-- begin Provided records --
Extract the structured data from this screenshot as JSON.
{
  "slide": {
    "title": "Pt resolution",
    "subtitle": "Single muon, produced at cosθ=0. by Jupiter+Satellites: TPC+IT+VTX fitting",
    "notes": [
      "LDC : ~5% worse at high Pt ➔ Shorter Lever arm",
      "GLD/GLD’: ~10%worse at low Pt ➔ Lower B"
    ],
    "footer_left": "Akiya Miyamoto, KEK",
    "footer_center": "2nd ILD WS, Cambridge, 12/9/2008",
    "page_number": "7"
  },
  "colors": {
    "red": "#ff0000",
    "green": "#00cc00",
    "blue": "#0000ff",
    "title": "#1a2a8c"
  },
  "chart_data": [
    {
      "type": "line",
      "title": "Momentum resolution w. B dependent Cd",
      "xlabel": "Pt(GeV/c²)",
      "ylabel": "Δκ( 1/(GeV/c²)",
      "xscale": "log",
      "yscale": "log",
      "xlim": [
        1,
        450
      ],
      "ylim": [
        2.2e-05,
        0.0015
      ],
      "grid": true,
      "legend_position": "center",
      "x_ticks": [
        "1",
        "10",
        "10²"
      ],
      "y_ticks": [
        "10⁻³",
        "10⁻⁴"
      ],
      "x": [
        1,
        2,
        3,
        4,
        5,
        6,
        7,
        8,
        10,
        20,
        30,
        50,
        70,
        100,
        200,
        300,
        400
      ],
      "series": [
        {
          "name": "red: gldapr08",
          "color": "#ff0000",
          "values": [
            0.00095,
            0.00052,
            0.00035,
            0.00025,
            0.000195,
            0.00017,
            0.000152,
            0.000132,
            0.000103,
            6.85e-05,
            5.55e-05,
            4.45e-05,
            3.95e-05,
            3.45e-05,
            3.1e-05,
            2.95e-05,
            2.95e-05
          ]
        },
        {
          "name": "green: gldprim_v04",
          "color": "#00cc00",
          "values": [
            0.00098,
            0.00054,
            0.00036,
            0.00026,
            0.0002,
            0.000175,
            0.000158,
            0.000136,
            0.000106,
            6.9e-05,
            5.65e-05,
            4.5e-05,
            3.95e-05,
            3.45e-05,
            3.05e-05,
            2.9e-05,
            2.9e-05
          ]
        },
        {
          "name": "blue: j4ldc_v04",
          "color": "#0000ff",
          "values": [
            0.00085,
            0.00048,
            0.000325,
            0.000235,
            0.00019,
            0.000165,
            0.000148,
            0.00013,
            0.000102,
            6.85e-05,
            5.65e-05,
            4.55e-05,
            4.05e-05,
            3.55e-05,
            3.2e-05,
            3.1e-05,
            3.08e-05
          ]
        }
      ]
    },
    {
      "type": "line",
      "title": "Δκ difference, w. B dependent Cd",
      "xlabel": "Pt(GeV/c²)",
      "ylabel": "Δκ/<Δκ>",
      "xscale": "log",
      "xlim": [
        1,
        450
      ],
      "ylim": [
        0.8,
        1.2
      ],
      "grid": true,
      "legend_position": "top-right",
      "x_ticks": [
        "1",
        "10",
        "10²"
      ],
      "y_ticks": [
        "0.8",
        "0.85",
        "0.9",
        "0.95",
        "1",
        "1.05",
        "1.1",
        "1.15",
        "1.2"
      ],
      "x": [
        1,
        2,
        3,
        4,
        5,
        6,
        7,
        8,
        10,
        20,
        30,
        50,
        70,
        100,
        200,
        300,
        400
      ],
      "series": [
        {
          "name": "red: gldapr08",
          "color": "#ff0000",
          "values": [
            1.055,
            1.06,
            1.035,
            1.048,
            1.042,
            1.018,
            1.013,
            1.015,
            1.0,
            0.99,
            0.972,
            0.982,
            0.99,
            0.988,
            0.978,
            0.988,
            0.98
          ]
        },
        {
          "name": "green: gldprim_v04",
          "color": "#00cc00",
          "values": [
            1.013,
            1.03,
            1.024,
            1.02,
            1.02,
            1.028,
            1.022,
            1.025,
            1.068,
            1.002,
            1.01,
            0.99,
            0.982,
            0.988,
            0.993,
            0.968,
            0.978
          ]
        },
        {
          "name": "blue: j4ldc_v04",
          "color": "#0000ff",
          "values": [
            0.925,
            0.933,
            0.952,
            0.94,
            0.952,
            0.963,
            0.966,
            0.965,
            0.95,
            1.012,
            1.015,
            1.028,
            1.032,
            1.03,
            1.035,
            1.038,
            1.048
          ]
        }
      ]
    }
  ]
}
-- end Provided records --
-- begin Provided records --
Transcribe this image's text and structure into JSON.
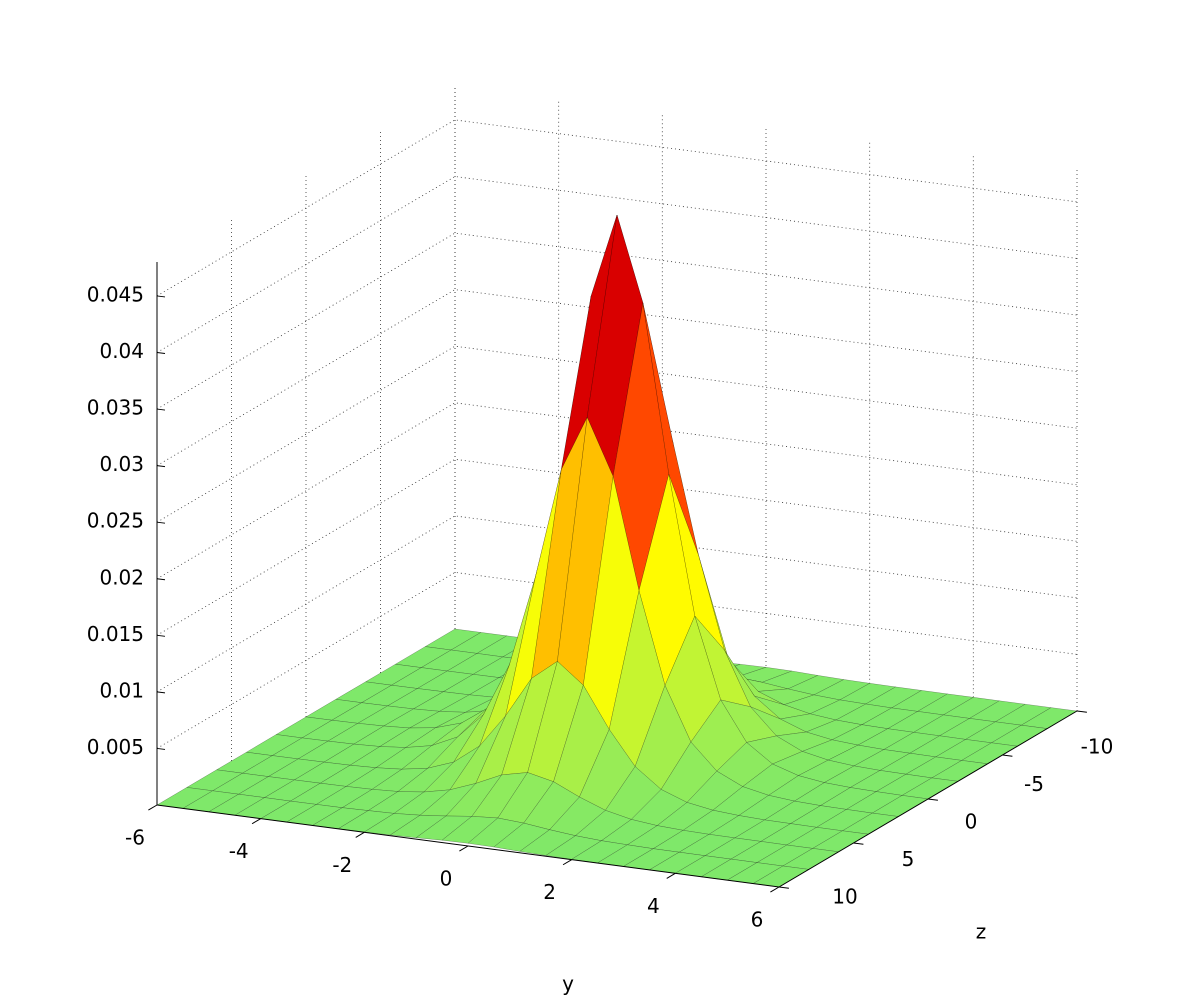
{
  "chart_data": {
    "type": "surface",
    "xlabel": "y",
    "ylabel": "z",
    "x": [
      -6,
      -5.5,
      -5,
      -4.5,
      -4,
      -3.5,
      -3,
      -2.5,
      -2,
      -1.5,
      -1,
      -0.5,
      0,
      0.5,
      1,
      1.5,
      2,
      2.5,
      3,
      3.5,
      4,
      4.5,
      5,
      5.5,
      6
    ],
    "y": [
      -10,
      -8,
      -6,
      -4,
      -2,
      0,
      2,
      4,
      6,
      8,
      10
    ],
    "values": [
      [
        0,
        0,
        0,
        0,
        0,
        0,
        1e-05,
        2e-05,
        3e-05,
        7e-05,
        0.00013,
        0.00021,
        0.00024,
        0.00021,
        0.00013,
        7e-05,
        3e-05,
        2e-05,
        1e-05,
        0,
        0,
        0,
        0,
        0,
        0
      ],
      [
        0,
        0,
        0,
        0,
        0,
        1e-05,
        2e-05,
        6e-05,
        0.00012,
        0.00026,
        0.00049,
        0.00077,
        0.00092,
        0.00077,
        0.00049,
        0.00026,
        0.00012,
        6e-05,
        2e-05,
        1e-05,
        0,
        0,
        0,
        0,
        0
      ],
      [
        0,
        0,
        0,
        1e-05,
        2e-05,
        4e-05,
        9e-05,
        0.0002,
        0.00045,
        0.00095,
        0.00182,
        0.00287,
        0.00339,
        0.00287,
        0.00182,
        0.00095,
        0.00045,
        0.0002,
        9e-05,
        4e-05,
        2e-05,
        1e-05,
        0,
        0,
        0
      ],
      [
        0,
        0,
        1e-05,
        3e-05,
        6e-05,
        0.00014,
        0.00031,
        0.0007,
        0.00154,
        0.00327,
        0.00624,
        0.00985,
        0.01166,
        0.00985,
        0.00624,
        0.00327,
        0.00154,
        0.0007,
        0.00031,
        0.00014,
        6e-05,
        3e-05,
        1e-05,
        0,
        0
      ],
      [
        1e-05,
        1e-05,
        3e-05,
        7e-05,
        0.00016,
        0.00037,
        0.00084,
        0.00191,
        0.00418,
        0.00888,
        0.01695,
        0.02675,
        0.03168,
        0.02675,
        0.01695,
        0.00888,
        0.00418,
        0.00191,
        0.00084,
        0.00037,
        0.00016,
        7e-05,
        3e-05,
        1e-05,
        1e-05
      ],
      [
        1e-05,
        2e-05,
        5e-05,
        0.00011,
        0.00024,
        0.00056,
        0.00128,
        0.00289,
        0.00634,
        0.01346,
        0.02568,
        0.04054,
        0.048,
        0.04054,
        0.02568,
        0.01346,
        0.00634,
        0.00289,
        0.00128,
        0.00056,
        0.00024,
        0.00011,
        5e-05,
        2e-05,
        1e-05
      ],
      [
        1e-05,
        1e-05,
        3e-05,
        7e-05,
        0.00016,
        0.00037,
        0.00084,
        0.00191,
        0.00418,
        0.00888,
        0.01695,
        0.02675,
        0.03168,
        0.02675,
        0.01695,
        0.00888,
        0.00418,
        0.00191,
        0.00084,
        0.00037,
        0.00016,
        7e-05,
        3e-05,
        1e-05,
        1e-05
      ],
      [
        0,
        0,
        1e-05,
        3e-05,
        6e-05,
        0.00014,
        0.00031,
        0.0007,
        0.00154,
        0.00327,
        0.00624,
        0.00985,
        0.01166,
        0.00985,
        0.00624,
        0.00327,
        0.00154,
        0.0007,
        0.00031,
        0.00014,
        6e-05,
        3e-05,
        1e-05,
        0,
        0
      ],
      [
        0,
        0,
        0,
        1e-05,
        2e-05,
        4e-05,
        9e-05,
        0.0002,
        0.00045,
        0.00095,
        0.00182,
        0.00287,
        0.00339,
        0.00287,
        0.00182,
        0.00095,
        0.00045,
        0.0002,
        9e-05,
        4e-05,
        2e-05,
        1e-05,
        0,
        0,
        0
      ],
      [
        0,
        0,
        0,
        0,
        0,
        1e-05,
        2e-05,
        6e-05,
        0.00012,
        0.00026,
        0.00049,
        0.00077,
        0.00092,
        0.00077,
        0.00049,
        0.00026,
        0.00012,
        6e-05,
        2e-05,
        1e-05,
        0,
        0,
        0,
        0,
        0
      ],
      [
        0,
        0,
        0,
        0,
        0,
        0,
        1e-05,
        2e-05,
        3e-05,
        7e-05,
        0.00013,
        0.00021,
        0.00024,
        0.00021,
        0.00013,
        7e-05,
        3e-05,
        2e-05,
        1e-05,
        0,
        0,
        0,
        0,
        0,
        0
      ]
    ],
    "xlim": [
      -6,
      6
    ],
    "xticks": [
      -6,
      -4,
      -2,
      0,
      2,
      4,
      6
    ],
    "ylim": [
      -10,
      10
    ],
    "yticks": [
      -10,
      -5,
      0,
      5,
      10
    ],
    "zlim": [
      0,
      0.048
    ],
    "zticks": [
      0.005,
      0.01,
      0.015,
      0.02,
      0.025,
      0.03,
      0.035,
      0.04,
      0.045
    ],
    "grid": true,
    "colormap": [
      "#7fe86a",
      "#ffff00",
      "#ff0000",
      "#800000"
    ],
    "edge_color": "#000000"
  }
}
-- end Provided records --
◆ **Stated exercise**
Select, from the listing, all lines that include the word "resolution".

◆ **Result for this exercise**
    "title": "Pt resolution",
      "title": "Momentum resolution w. B dependent Cd",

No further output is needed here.